Exercise: Rewrite the lines below as a Markdown table with two columns, Number and Content. Give each line its own numbered row and leave out any blank lines.

Recorded data:
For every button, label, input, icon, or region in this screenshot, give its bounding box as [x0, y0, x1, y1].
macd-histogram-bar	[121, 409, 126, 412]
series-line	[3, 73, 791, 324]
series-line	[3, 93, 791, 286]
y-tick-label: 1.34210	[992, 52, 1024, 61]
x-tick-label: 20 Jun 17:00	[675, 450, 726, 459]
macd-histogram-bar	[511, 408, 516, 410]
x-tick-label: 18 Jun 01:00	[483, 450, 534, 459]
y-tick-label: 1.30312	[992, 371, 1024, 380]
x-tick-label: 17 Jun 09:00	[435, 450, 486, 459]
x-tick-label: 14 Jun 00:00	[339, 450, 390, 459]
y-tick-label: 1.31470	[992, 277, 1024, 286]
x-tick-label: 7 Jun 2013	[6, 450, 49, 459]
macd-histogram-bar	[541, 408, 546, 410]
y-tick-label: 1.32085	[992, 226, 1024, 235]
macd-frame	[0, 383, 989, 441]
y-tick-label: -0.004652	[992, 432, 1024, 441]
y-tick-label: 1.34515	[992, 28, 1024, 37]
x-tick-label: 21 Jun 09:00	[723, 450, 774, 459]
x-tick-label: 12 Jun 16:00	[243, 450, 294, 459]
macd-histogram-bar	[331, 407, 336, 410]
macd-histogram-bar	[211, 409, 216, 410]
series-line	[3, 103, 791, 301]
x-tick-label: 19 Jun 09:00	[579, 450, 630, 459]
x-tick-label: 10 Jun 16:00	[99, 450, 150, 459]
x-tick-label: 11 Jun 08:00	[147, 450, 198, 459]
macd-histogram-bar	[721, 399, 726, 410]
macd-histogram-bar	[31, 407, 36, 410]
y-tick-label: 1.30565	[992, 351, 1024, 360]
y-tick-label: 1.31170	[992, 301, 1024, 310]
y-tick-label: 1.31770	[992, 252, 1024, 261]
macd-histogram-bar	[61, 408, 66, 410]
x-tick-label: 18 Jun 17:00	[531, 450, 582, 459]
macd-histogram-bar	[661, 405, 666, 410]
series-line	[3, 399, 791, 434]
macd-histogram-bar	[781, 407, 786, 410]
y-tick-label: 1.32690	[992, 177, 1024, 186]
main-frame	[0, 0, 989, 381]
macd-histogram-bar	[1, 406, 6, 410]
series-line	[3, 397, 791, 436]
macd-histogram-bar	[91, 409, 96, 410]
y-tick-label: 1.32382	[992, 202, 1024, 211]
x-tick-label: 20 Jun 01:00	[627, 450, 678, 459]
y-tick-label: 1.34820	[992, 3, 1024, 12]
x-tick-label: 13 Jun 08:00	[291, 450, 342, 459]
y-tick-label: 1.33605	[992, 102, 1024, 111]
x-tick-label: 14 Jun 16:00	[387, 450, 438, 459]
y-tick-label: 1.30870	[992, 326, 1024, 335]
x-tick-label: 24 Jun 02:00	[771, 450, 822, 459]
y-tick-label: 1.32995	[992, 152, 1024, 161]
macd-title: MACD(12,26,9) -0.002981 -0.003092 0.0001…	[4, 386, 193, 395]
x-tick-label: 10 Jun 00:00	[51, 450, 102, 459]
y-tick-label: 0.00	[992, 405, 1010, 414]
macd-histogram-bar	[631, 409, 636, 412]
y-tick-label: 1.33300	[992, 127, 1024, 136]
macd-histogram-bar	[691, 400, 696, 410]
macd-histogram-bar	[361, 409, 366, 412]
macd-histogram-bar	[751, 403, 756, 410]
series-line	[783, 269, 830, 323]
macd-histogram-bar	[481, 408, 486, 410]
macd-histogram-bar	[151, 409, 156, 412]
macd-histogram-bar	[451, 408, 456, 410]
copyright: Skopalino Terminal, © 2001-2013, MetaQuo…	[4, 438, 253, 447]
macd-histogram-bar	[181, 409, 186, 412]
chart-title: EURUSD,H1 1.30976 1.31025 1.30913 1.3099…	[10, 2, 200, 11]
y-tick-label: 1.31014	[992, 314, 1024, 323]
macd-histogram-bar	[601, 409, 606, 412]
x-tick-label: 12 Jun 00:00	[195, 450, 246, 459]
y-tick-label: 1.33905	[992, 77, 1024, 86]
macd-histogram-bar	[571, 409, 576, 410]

Result:
| Number | Content |
|---|---|
| 1 | For every button, label, input, icon, or region in this screenshot, give its bounding box as [x0, y0, x1, y1]. |
| 2 | macd-histogram-bar	[121, 409, 126, 412] |
| 3 | series-line	[3, 73, 791, 324] |
| 4 | series-line	[3, 93, 791, 286] |
| 5 | y-tick-label: 1.34210	[992, 52, 1024, 61] |
| 6 | x-tick-label: 20 Jun 17:00	[675, 450, 726, 459] |
| 7 | macd-histogram-bar	[511, 408, 516, 410] |
| 8 | x-tick-label: 18 Jun 01:00	[483, 450, 534, 459] |
| 9 | y-tick-label: 1.30312	[992, 371, 1024, 380] |
| 10 | x-tick-label: 17 Jun 09:00	[435, 450, 486, 459] |
| 11 | x-tick-label: 14 Jun 00:00	[339, 450, 390, 459] |
| 12 | y-tick-label: 1.31470	[992, 277, 1024, 286] |
| 13 | x-tick-label: 7 Jun 2013	[6, 450, 49, 459] |
| 14 | macd-histogram-bar	[541, 408, 546, 410] |
| 15 | y-tick-label: 1.32085	[992, 226, 1024, 235] |
| 16 | macd-frame	[0, 383, 989, 441] |
| 17 | y-tick-label: -0.004652	[992, 432, 1024, 441] |
| 18 | y-tick-label: 1.34515	[992, 28, 1024, 37] |
| 19 | x-tick-label: 21 Jun 09:00	[723, 450, 774, 459] |
| 20 | x-tick-label: 12 Jun 16:00	[243, 450, 294, 459] |
| 21 | macd-histogram-bar	[331, 407, 336, 410] |
| 22 | macd-histogram-bar	[211, 409, 216, 410] |
| 23 | series-line	[3, 103, 791, 301] |
| 24 | x-tick-label: 19 Jun 09:00	[579, 450, 630, 459] |
| 25 | x-tick-label: 10 Jun 16:00	[99, 450, 150, 459] |
| 26 | x-tick-label: 11 Jun 08:00	[147, 450, 198, 459] |
| 27 | macd-histogram-bar	[721, 399, 726, 410] |
| 28 | macd-histogram-bar	[31, 407, 36, 410] |
| 29 | y-tick-label: 1.30565	[992, 351, 1024, 360] |
| 30 | y-tick-label: 1.31170	[992, 301, 1024, 310] |
| 31 | y-tick-label: 1.31770	[992, 252, 1024, 261] |
| 32 | macd-histogram-bar	[61, 408, 66, 410] |
| 33 | x-tick-label: 18 Jun 17:00	[531, 450, 582, 459] |
| 34 | macd-histogram-bar	[661, 405, 666, 410] |
| 35 | series-line	[3, 399, 791, 434] |
| 36 | macd-histogram-bar	[781, 407, 786, 410] |
| 37 | y-tick-label: 1.32690	[992, 177, 1024, 186] |
| 38 | main-frame	[0, 0, 989, 381] |
| 39 | macd-histogram-bar	[1, 406, 6, 410] |
| 40 | series-line	[3, 397, 791, 436] |
| 41 | macd-histogram-bar	[91, 409, 96, 410] |
| 42 | y-tick-label: 1.32382	[992, 202, 1024, 211] |
| 43 | x-tick-label: 20 Jun 01:00	[627, 450, 678, 459] |
| 44 | y-tick-label: 1.34820	[992, 3, 1024, 12] |
| 45 | x-tick-label: 13 Jun 08:00	[291, 450, 342, 459] |
| 46 | y-tick-label: 1.33605	[992, 102, 1024, 111] |
| 47 | x-tick-label: 14 Jun 16:00	[387, 450, 438, 459] |
| 48 | y-tick-label: 1.30870	[992, 326, 1024, 335] |
| 49 | x-tick-label: 24 Jun 02:00	[771, 450, 822, 459] |
| 50 | y-tick-label: 1.32995	[992, 152, 1024, 161] |
| 51 | macd-title: MACD(12,26,9) -0.002981 -0.003092 0.0001…	[4, 386, 193, 395] |
| 52 | x-tick-label: 10 Jun 00:00	[51, 450, 102, 459] |
| 53 | y-tick-label: 0.00	[992, 405, 1010, 414] |
| 54 | macd-histogram-bar	[631, 409, 636, 412] |
| 55 | y-tick-label: 1.33300	[992, 127, 1024, 136] |
| 56 | macd-histogram-bar	[691, 400, 696, 410] |
| 57 | macd-histogram-bar	[361, 409, 366, 412] |
| 58 | macd-histogram-bar	[751, 403, 756, 410] |
| 59 | series-line	[783, 269, 830, 323] |
| 60 | macd-histogram-bar	[481, 408, 486, 410] |
| 61 | macd-histogram-bar	[151, 409, 156, 412] |
| 62 | macd-histogram-bar	[451, 408, 456, 410] |
| 63 | copyright: Skopalino Terminal, © 2001-2013, MetaQuo…	[4, 438, 253, 447] |
| 64 | macd-histogram-bar	[181, 409, 186, 412] |
| 65 | chart-title: EURUSD,H1 1.30976 1.31025 1.30913 1.3099…	[10, 2, 200, 11] |
| 66 | y-tick-label: 1.31014	[992, 314, 1024, 323] |
| 67 | macd-histogram-bar	[601, 409, 606, 412] |
| 68 | x-tick-label: 12 Jun 00:00	[195, 450, 246, 459] |
| 69 | y-tick-label: 1.33905	[992, 77, 1024, 86] |
| 70 | macd-histogram-bar	[571, 409, 576, 410] |